==== GIVEN DATA

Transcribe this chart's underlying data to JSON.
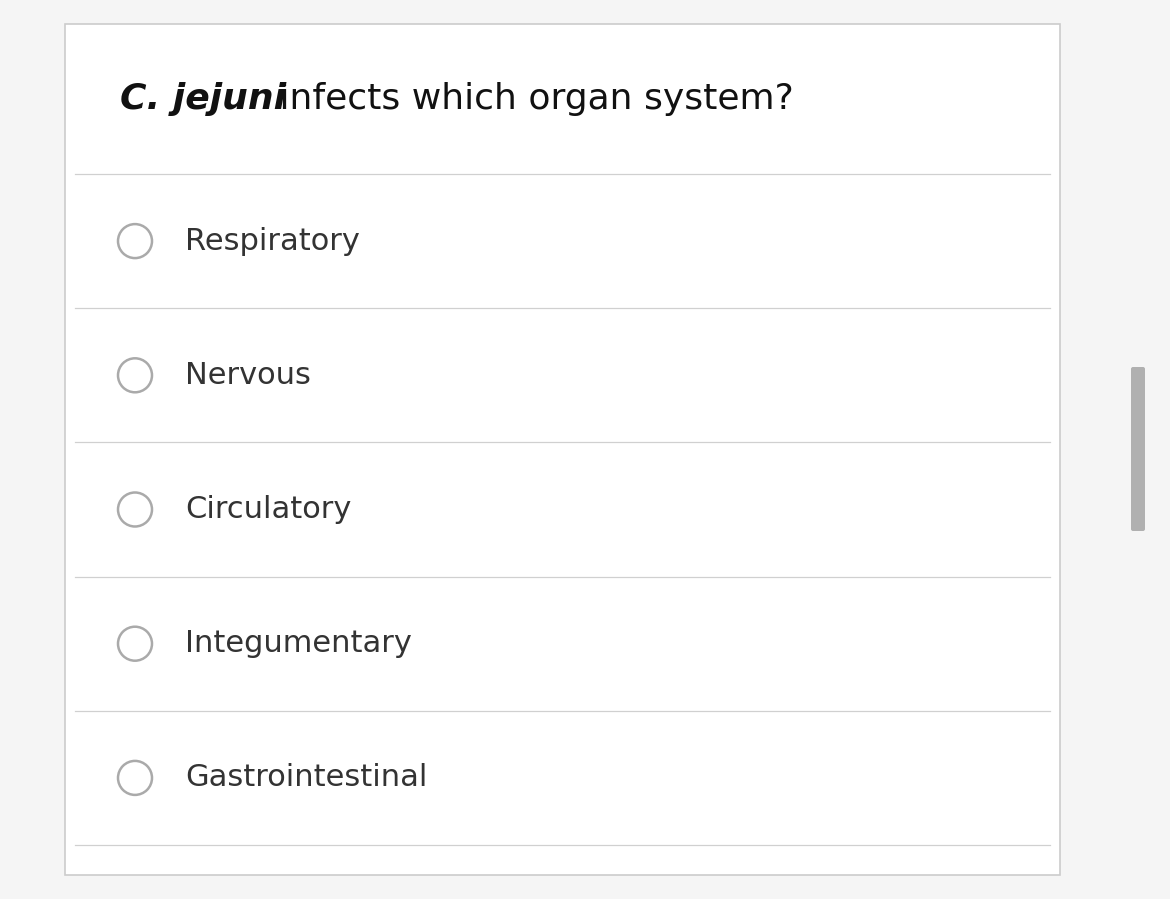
{
  "title_bold": "C. jejuni",
  "title_regular": " infects which organ system?",
  "options": [
    "Respiratory",
    "Nervous",
    "Circulatory",
    "Integumentary",
    "Gastrointestinal"
  ],
  "bg_color": "#f5f5f5",
  "card_color": "#ffffff",
  "border_color": "#cccccc",
  "text_color": "#333333",
  "line_color": "#d0d0d0",
  "circle_color": "#aaaaaa",
  "title_fontsize": 26,
  "option_fontsize": 22,
  "scrollbar_color": "#b0b0b0",
  "scrollbar_bg": "#e8e8e8"
}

========

Exclude the pictures. Write out the remaining data exactly.

Transcribe this chart's underlying data to JSON.
{
  "title_bold": "C. jejuni",
  "title_regular": " infects which organ system?",
  "options": [
    "Respiratory",
    "Nervous",
    "Circulatory",
    "Integumentary",
    "Gastrointestinal"
  ],
  "bg_color": "#f5f5f5",
  "card_color": "#ffffff",
  "border_color": "#cccccc",
  "text_color": "#333333",
  "line_color": "#d0d0d0",
  "circle_color": "#aaaaaa",
  "title_fontsize": 26,
  "option_fontsize": 22,
  "scrollbar_color": "#b0b0b0",
  "scrollbar_bg": "#e8e8e8"
}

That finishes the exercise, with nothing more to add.